§ **Given request**: Will you print the material below without altering a single character?

§ **Supplied material**:
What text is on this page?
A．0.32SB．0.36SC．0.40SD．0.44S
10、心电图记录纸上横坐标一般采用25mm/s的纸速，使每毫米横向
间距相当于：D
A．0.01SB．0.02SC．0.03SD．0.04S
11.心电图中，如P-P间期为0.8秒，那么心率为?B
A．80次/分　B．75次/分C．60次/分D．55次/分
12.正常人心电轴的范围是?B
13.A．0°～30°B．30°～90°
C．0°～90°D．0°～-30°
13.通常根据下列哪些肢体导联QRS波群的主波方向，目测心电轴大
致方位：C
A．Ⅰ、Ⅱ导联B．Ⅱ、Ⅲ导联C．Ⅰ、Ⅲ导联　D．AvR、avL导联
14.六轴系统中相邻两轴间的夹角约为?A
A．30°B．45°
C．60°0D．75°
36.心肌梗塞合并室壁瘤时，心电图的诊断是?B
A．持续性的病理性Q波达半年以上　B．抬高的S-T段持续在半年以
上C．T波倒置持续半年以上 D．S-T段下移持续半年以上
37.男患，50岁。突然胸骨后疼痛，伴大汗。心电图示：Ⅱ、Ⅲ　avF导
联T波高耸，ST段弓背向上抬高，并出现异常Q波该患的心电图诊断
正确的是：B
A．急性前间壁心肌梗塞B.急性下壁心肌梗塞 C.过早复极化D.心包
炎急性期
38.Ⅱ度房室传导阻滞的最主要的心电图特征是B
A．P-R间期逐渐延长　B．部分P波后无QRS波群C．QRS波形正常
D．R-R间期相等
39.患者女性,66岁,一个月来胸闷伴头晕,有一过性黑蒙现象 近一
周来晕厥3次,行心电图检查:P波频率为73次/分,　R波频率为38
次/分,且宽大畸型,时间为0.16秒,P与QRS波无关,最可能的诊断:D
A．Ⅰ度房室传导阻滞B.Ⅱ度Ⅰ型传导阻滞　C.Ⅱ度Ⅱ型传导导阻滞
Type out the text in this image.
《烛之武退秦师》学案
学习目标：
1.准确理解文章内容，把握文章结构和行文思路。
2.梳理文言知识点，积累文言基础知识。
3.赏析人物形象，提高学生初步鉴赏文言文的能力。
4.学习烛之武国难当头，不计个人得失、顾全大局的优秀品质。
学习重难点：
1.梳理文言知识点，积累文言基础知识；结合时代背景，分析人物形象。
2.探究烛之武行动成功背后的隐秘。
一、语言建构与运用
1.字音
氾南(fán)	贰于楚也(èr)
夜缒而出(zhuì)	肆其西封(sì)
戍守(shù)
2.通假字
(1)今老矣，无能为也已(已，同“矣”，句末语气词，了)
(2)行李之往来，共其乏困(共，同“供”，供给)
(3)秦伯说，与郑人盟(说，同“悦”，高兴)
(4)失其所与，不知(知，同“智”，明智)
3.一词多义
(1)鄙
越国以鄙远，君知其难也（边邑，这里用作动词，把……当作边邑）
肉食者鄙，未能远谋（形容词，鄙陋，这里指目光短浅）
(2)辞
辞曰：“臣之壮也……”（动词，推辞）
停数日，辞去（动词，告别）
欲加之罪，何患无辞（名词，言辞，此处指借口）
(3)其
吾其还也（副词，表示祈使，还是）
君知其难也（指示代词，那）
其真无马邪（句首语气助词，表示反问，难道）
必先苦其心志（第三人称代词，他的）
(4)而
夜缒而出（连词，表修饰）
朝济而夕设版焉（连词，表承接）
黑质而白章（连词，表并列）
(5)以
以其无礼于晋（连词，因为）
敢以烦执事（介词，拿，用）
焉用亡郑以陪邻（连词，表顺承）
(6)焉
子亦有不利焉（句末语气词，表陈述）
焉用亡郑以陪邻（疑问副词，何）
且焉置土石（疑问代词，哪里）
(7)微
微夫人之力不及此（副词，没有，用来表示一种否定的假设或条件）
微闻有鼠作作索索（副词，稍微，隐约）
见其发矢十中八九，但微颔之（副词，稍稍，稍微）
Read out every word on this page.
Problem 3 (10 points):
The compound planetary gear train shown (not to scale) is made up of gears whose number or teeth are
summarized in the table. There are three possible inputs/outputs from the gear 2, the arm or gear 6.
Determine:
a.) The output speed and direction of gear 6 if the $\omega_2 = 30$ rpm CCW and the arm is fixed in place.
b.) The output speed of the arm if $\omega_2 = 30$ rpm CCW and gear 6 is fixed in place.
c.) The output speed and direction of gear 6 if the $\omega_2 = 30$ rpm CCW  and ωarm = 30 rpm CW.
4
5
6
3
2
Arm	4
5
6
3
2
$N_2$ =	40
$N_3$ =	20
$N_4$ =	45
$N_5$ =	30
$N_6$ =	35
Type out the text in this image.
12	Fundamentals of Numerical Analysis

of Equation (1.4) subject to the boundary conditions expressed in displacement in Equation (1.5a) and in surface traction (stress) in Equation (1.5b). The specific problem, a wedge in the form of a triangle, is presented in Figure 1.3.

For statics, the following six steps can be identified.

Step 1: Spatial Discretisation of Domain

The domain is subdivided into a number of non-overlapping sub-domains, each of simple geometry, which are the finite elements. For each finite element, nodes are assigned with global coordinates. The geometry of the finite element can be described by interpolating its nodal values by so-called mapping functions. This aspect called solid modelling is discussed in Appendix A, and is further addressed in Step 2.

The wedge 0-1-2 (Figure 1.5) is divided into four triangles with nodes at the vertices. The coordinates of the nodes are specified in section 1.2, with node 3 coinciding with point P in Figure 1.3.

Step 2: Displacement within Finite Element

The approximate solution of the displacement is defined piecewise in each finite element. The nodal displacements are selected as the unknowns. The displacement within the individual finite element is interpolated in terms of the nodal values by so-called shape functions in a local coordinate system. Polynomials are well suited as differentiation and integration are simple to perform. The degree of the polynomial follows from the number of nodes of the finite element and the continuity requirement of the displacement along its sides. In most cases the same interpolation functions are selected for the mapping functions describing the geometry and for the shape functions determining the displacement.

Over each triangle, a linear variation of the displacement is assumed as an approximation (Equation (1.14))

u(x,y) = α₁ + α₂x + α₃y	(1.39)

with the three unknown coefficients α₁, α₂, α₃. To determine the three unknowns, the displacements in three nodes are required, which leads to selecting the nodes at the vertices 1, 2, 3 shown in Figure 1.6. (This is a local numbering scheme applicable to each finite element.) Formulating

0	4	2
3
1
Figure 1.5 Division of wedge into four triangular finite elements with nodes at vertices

§ **Exercise solution**:
What text is on this page?
A．0.32SB．0.36SC．0.40SD．0.44S
10、心电图记录纸上横坐标一般采用25mm/s的纸速，使每毫米横向
间距相当于：D
A．0.01SB．0.02SC．0.03SD．0.04S
11.心电图中，如P-P间期为0.8秒，那么心率为?B
A．80次/分　B．75次/分C．60次/分D．55次/分
12.正常人心电轴的范围是?B
13.A．0°～30°B．30°～90°
C．0°～90°D．0°～-30°
13.通常根据下列哪些肢体导联QRS波群的主波方向，目测心电轴大
致方位：C
A．Ⅰ、Ⅱ导联B．Ⅱ、Ⅲ导联C．Ⅰ、Ⅲ导联　D．AvR、avL导联
14.六轴系统中相邻两轴间的夹角约为?A
A．30°B．45°
C．60°0D．75°
36.心肌梗塞合并室壁瘤时，心电图的诊断是?B
A．持续性的病理性Q波达半年以上　B．抬高的S-T段持续在半年以
上C．T波倒置持续半年以上 D．S-T段下移持续半年以上
37.男患，50岁。突然胸骨后疼痛，伴大汗。心电图示：Ⅱ、Ⅲ　avF导
联T波高耸，ST段弓背向上抬高，并出现异常Q波该患的心电图诊断
正确的是：B
A．急性前间壁心肌梗塞B.急性下壁心肌梗塞 C.过早复极化D.心包
炎急性期
38.Ⅱ度房室传导阻滞的最主要的心电图特征是B
A．P-R间期逐渐延长　B．部分P波后无QRS波群C．QRS波形正常
D．R-R间期相等
39.患者女性,66岁,一个月来胸闷伴头晕,有一过性黑蒙现象 近一
周来晕厥3次,行心电图检查:P波频率为73次/分,　R波频率为38
次/分,且宽大畸型,时间为0.16秒,P与QRS波无关,最可能的诊断:D
A．Ⅰ度房室传导阻滞B.Ⅱ度Ⅰ型传导阻滞　C.Ⅱ度Ⅱ型传导导阻滞
Type out the text in this image.
《烛之武退秦师》学案
学习目标：
1.准确理解文章内容，把握文章结构和行文思路。
2.梳理文言知识点，积累文言基础知识。
3.赏析人物形象，提高学生初步鉴赏文言文的能力。
4.学习烛之武国难当头，不计个人得失、顾全大局的优秀品质。
学习重难点：
1.梳理文言知识点，积累文言基础知识；结合时代背景，分析人物形象。
2.探究烛之武行动成功背后的隐秘。
一、语言建构与运用
1.字音
氾南(fán)	贰于楚也(èr)
夜缒而出(zhuì)	肆其西封(sì)
戍守(shù)
2.通假字
(1)今老矣，无能为也已(已，同“矣”，句末语气词，了)
(2)行李之往来，共其乏困(共，同“供”，供给)
(3)秦伯说，与郑人盟(说，同“悦”，高兴)
(4)失其所与，不知(知，同“智”，明智)
3.一词多义
(1)鄙
越国以鄙远，君知其难也（边邑，这里用作动词，把……当作边邑）
肉食者鄙，未能远谋（形容词，鄙陋，这里指目光短浅）
(2)辞
辞曰：“臣之壮也……”（动词，推辞）
停数日，辞去（动词，告别）
欲加之罪，何患无辞（名词，言辞，此处指借口）
(3)其
吾其还也（副词，表示祈使，还是）
君知其难也（指示代词，那）
其真无马邪（句首语气助词，表示反问，难道）
必先苦其心志（第三人称代词，他的）
(4)而
夜缒而出（连词，表修饰）
朝济而夕设版焉（连词，表承接）
黑质而白章（连词，表并列）
(5)以
以其无礼于晋（连词，因为）
敢以烦执事（介词，拿，用）
焉用亡郑以陪邻（连词，表顺承）
(6)焉
子亦有不利焉（句末语气词，表陈述）
焉用亡郑以陪邻（疑问副词，何）
且焉置土石（疑问代词，哪里）
(7)微
微夫人之力不及此（副词，没有，用来表示一种否定的假设或条件）
微闻有鼠作作索索（副词，稍微，隐约）
见其发矢十中八九，但微颔之（副词，稍稍，稍微）
Read out every word on this page.
Problem 3 (10 points):
The compound planetary gear train shown (not to scale) is made up of gears whose number or teeth are
summarized in the table. There are three possible inputs/outputs from the gear 2, the arm or gear 6.
Determine:
a.) The output speed and direction of gear 6 if the $\omega_2 = 30$ rpm CCW and the arm is fixed in place.
b.) The output speed of the arm if $\omega_2 = 30$ rpm CCW and gear 6 is fixed in place.
c.) The output speed and direction of gear 6 if the $\omega_2 = 30$ rpm CCW  and ωarm = 30 rpm CW.
4
5
6
3
2
Arm	4
5
6
3
2
$N_2$ =	40
$N_3$ =	20
$N_4$ =	45
$N_5$ =	30
$N_6$ =	35
Type out the text in this image.
12	Fundamentals of Numerical Analysis

of Equation (1.4) subject to the boundary conditions expressed in displacement in Equation (1.5a) and in surface traction (stress) in Equation (1.5b). The specific problem, a wedge in the form of a triangle, is presented in Figure 1.3.

For statics, the following six steps can be identified.

Step 1: Spatial Discretisation of Domain

The domain is subdivided into a number of non-overlapping sub-domains, each of simple geometry, which are the finite elements. For each finite element, nodes are assigned with global coordinates. The geometry of the finite element can be described by interpolating its nodal values by so-called mapping functions. This aspect called solid modelling is discussed in Appendix A, and is further addressed in Step 2.

The wedge 0-1-2 (Figure 1.5) is divided into four triangles with nodes at the vertices. The coordinates of the nodes are specified in section 1.2, with node 3 coinciding with point P in Figure 1.3.

Step 2: Displacement within Finite Element

The approximate solution of the displacement is defined piecewise in each finite element. The nodal displacements are selected as the unknowns. The displacement within the individual finite element is interpolated in terms of the nodal values by so-called shape functions in a local coordinate system. Polynomials are well suited as differentiation and integration are simple to perform. The degree of the polynomial follows from the number of nodes of the finite element and the continuity requirement of the displacement along its sides. In most cases the same interpolation functions are selected for the mapping functions describing the geometry and for the shape functions determining the displacement.

Over each triangle, a linear variation of the displacement is assumed as an approximation (Equation (1.14))

u(x,y) = α₁ + α₂x + α₃y	(1.39)

with the three unknown coefficients α₁, α₂, α₃. To determine the three unknowns, the displacements in three nodes are required, which leads to selecting the nodes at the vertices 1, 2, 3 shown in Figure 1.6. (This is a local numbering scheme applicable to each finite element.) Formulating

0	4	2
3
1
Figure 1.5 Division of wedge into four triangular finite elements with nodes at vertices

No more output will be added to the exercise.